GIVEN RECORDS:

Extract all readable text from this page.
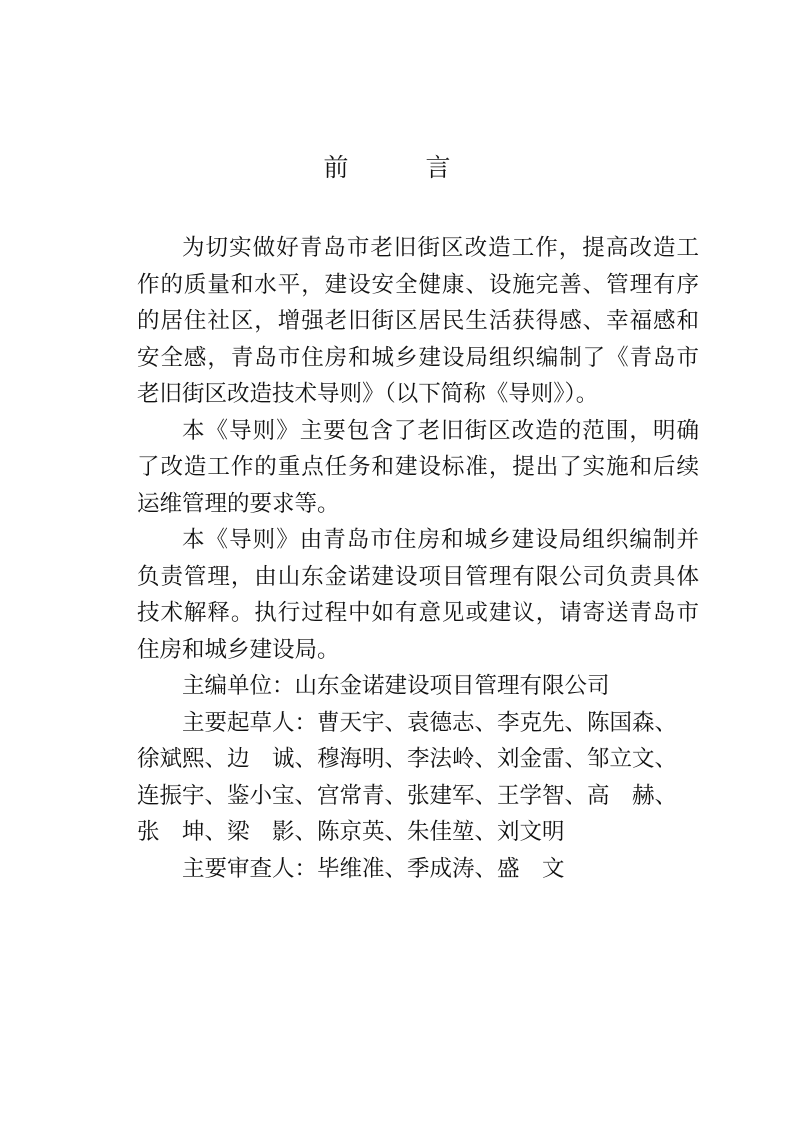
前　言

为切实做好青岛市老旧街区改造工作，提高改造工作的质量和水平，建设安全健康、设施完善、管理有序的居住社区，增强老旧街区居民生活获得感、幸福感和安全感，青岛市住房和城乡建设局组织编制了《青岛市老旧街区改造技术导则》（以下简称《导则》）。

本《导则》主要包含了老旧街区改造的范围，明确了改造工作的重点任务和建设标准，提出了实施和后续运维管理的要求等。

本《导则》由青岛市住房和城乡建设局组织编制并负责管理，由山东金诺建设项目管理有限公司负责具体技术解释。执行过程中如有意见或建议，请寄送青岛市住房和城乡建设局。

主编单位：山东金诺建设项目管理有限公司

主要起草人：曹天宇、袁德志、李克先、陈国森、

徐斌熙、边　诚、穆海明、李法岭、刘金雷、邹立文、

连振宇、鉴小宝、宫常青、张建军、王学智、高　赫、

张　坤、梁　影、陈京英、朱佳堃、刘文明

主要审查人：毕维准、季成涛、盛　文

DIRECTIONS FOR THIS TASK:
From the material above, copy everything exactly but the pictures.

EXERCISE RESPONSE:
Extract all readable text from this page.
前　言

为切实做好青岛市老旧街区改造工作，提高改造工作的质量和水平，建设安全健康、设施完善、管理有序的居住社区，增强老旧街区居民生活获得感、幸福感和安全感，青岛市住房和城乡建设局组织编制了《青岛市老旧街区改造技术导则》（以下简称《导则》）。

本《导则》主要包含了老旧街区改造的范围，明确了改造工作的重点任务和建设标准，提出了实施和后续运维管理的要求等。

本《导则》由青岛市住房和城乡建设局组织编制并负责管理，由山东金诺建设项目管理有限公司负责具体技术解释。执行过程中如有意见或建议，请寄送青岛市住房和城乡建设局。

主编单位：山东金诺建设项目管理有限公司

主要起草人：曹天宇、袁德志、李克先、陈国森、

徐斌熙、边　诚、穆海明、李法岭、刘金雷、邹立文、

连振宇、鉴小宝、宫常青、张建军、王学智、高　赫、

张　坤、梁　影、陈京英、朱佳堃、刘文明

主要审查人：毕维准、季成涛、盛　文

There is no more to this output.